Aim:
Give the data below again, word for word.

────────

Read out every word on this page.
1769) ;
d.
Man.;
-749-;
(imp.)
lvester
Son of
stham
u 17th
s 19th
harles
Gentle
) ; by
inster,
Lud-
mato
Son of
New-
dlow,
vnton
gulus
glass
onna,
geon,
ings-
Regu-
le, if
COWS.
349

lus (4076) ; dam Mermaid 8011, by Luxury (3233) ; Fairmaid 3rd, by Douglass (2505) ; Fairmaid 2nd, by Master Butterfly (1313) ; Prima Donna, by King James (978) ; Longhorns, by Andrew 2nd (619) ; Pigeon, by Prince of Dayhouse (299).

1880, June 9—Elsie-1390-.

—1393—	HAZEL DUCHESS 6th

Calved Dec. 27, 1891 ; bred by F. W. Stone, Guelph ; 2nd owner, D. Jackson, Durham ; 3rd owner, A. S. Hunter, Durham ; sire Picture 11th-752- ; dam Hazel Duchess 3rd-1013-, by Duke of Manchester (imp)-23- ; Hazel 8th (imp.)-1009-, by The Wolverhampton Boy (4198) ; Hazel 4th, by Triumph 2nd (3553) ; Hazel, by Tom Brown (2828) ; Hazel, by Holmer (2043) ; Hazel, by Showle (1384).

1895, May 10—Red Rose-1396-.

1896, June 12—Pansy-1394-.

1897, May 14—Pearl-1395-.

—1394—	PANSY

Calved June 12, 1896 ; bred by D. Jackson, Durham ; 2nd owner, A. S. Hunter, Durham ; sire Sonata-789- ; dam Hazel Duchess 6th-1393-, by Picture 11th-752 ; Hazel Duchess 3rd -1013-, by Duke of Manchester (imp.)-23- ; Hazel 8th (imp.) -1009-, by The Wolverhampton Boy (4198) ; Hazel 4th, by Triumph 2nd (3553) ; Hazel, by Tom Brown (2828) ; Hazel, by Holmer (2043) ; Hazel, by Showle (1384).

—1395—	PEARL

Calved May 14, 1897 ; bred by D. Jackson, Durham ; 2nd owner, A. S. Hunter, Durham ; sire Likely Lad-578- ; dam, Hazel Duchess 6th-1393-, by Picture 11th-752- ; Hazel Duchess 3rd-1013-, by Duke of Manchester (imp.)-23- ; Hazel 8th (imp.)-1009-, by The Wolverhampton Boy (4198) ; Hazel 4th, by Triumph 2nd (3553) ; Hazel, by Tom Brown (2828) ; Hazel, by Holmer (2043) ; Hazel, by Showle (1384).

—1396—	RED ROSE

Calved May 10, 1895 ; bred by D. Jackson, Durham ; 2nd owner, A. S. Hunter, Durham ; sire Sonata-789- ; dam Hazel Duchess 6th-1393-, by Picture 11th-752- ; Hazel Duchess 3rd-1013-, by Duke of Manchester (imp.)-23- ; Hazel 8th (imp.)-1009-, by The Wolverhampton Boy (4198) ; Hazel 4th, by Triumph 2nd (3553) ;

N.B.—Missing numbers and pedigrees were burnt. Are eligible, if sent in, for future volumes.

────────

Output:
Read out every word on this page.
1769) ;
d.
Man.;
-749-;
(imp.)
lvester
Son of
stham
u 17th
s 19th
harles
Gentle
) ; by
inster,
Lud-
mato
Son of
New-
dlow,
vnton
gulus
glass
onna,
geon,
ings-
Regu-
le, if
COWS.
349

lus (4076) ; dam Mermaid 8011, by Luxury (3233) ; Fairmaid 3rd, by Douglass (2505) ; Fairmaid 2nd, by Master Butterfly (1313) ; Prima Donna, by King James (978) ; Longhorns, by Andrew 2nd (619) ; Pigeon, by Prince of Dayhouse (299).

1880, June 9—Elsie-1390-.

—1393—	HAZEL DUCHESS 6th

Calved Dec. 27, 1891 ; bred by F. W. Stone, Guelph ; 2nd owner, D. Jackson, Durham ; 3rd owner, A. S. Hunter, Durham ; sire Picture 11th-752- ; dam Hazel Duchess 3rd-1013-, by Duke of Manchester (imp)-23- ; Hazel 8th (imp.)-1009-, by The Wolverhampton Boy (4198) ; Hazel 4th, by Triumph 2nd (3553) ; Hazel, by Tom Brown (2828) ; Hazel, by Holmer (2043) ; Hazel, by Showle (1384).

1895, May 10—Red Rose-1396-.

1896, June 12—Pansy-1394-.

1897, May 14—Pearl-1395-.

—1394—	PANSY

Calved June 12, 1896 ; bred by D. Jackson, Durham ; 2nd owner, A. S. Hunter, Durham ; sire Sonata-789- ; dam Hazel Duchess 6th-1393-, by Picture 11th-752 ; Hazel Duchess 3rd -1013-, by Duke of Manchester (imp.)-23- ; Hazel 8th (imp.) -1009-, by The Wolverhampton Boy (4198) ; Hazel 4th, by Triumph 2nd (3553) ; Hazel, by Tom Brown (2828) ; Hazel, by Holmer (2043) ; Hazel, by Showle (1384).

—1395—	PEARL

Calved May 14, 1897 ; bred by D. Jackson, Durham ; 2nd owner, A. S. Hunter, Durham ; sire Likely Lad-578- ; dam, Hazel Duchess 6th-1393-, by Picture 11th-752- ; Hazel Duchess 3rd-1013-, by Duke of Manchester (imp.)-23- ; Hazel 8th (imp.)-1009-, by The Wolverhampton Boy (4198) ; Hazel 4th, by Triumph 2nd (3553) ; Hazel, by Tom Brown (2828) ; Hazel, by Holmer (2043) ; Hazel, by Showle (1384).

—1396—	RED ROSE

Calved May 10, 1895 ; bred by D. Jackson, Durham ; 2nd owner, A. S. Hunter, Durham ; sire Sonata-789- ; dam Hazel Duchess 6th-1393-, by Picture 11th-752- ; Hazel Duchess 3rd-1013-, by Duke of Manchester (imp.)-23- ; Hazel 8th (imp.)-1009-, by The Wolverhampton Boy (4198) ; Hazel 4th, by Triumph 2nd (3553) ;

N.B.—Missing numbers and pedigrees were burnt. Are eligible, if sent in, for future volumes.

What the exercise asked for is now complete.